**Job:** Your task is to write out the lines from the line containing "Read this page and output its text content." through the last line of the material, exactly.

Collected data entries:

########

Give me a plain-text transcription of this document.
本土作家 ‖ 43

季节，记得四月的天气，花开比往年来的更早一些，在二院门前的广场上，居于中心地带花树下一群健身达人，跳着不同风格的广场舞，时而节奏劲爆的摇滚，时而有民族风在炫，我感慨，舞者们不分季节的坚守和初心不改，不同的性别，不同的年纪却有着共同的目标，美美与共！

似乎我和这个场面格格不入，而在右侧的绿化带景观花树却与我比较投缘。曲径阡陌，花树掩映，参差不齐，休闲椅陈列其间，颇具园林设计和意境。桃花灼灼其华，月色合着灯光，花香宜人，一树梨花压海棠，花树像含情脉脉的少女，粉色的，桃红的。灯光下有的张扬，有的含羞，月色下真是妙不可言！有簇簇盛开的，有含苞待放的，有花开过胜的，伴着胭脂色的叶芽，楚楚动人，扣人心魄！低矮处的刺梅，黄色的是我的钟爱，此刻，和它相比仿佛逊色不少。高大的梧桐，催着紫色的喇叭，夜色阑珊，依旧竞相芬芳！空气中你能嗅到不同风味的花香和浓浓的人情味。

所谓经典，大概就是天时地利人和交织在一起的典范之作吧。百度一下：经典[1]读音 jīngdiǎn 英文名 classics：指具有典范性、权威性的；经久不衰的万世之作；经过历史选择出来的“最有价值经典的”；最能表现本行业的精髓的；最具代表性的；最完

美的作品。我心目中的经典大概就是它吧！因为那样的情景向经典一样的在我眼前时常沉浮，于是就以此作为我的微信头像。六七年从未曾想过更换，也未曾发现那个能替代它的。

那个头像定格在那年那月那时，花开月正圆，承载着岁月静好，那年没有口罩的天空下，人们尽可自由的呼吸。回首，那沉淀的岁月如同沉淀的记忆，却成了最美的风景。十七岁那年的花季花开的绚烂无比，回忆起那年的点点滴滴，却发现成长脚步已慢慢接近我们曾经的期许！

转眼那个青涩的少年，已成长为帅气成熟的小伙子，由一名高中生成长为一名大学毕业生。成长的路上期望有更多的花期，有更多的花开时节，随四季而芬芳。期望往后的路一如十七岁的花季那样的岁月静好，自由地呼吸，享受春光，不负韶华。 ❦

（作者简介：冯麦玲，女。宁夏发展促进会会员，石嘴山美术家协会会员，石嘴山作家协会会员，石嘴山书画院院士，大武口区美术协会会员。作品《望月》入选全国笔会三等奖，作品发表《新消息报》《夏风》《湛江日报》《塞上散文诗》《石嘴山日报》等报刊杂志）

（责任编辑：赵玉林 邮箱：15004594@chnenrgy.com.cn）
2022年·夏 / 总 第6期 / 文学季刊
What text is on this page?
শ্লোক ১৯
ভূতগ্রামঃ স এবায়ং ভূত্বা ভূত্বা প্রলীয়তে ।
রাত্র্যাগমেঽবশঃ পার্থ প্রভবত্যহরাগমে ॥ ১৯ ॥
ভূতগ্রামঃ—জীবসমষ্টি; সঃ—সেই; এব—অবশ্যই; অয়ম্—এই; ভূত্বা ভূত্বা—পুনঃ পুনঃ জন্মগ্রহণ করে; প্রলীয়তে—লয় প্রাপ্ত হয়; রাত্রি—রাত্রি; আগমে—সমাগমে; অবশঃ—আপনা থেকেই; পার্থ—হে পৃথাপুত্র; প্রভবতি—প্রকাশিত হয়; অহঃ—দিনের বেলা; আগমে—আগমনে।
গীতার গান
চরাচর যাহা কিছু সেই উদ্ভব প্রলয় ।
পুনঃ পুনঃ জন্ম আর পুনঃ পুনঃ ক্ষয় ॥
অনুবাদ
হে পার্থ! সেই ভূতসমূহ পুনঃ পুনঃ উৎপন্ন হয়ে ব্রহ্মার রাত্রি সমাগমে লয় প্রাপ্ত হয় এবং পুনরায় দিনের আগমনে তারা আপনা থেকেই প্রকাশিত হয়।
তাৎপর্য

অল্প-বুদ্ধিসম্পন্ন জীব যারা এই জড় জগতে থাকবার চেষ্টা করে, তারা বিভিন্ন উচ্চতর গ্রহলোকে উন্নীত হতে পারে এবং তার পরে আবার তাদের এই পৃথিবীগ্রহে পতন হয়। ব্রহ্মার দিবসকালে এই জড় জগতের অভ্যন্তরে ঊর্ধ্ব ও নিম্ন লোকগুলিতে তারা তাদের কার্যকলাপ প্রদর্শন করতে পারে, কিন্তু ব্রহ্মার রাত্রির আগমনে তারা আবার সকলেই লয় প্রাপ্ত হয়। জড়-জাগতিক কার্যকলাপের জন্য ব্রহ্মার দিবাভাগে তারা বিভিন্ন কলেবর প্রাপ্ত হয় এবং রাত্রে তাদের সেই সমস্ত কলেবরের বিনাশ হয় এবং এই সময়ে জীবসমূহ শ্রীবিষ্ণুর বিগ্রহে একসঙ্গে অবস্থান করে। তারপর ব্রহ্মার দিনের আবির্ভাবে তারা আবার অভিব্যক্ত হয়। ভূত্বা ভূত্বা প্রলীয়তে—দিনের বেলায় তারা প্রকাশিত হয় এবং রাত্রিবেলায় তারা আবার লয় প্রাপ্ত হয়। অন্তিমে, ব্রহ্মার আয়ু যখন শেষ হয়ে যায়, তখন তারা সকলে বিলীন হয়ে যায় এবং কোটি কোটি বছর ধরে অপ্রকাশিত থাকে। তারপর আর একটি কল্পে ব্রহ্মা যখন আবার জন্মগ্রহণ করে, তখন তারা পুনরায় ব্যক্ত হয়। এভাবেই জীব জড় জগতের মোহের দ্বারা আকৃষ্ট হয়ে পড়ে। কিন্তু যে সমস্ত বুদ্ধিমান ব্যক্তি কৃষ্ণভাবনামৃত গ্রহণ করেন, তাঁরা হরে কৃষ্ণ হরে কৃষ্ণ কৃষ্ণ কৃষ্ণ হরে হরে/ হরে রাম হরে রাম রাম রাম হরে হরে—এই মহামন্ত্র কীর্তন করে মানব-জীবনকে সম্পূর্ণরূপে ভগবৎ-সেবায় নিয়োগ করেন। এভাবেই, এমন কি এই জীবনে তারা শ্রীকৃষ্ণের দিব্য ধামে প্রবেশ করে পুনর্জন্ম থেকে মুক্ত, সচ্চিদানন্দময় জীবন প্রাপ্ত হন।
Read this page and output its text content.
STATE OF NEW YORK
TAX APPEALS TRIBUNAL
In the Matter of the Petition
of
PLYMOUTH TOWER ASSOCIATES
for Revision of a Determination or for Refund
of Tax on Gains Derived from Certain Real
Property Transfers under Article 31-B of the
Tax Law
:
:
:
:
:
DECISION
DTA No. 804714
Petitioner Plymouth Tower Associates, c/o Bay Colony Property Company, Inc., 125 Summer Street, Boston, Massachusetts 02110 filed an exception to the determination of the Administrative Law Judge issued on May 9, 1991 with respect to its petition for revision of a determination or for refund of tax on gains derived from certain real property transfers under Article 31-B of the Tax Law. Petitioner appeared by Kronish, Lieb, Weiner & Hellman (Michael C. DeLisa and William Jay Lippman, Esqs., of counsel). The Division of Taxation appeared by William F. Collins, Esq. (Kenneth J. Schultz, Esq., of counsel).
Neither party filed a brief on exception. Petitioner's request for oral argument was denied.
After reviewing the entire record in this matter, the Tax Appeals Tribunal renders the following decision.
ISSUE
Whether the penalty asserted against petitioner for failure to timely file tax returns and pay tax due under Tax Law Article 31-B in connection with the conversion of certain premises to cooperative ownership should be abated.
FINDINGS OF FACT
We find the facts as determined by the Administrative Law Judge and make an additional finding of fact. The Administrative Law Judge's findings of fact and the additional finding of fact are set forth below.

########

**Completed task:**
Read this page and output its text content.
STATE OF NEW YORK
TAX APPEALS TRIBUNAL
In the Matter of the Petition
of
PLYMOUTH TOWER ASSOCIATES
for Revision of a Determination or for Refund
of Tax on Gains Derived from Certain Real
Property Transfers under Article 31-B of the
Tax Law
:
:
:
:
:
DECISION
DTA No. 804714
Petitioner Plymouth Tower Associates, c/o Bay Colony Property Company, Inc., 125 Summer Street, Boston, Massachusetts 02110 filed an exception to the determination of the Administrative Law Judge issued on May 9, 1991 with respect to its petition for revision of a determination or for refund of tax on gains derived from certain real property transfers under Article 31-B of the Tax Law. Petitioner appeared by Kronish, Lieb, Weiner & Hellman (Michael C. DeLisa and William Jay Lippman, Esqs., of counsel). The Division of Taxation appeared by William F. Collins, Esq. (Kenneth J. Schultz, Esq., of counsel).
Neither party filed a brief on exception. Petitioner's request for oral argument was denied.
After reviewing the entire record in this matter, the Tax Appeals Tribunal renders the following decision.
ISSUE
Whether the penalty asserted against petitioner for failure to timely file tax returns and pay tax due under Tax Law Article 31-B in connection with the conversion of certain premises to cooperative ownership should be abated.
FINDINGS OF FACT
We find the facts as determined by the Administrative Law Judge and make an additional finding of fact. The Administrative Law Judge's findings of fact and the additional finding of fact are set forth below.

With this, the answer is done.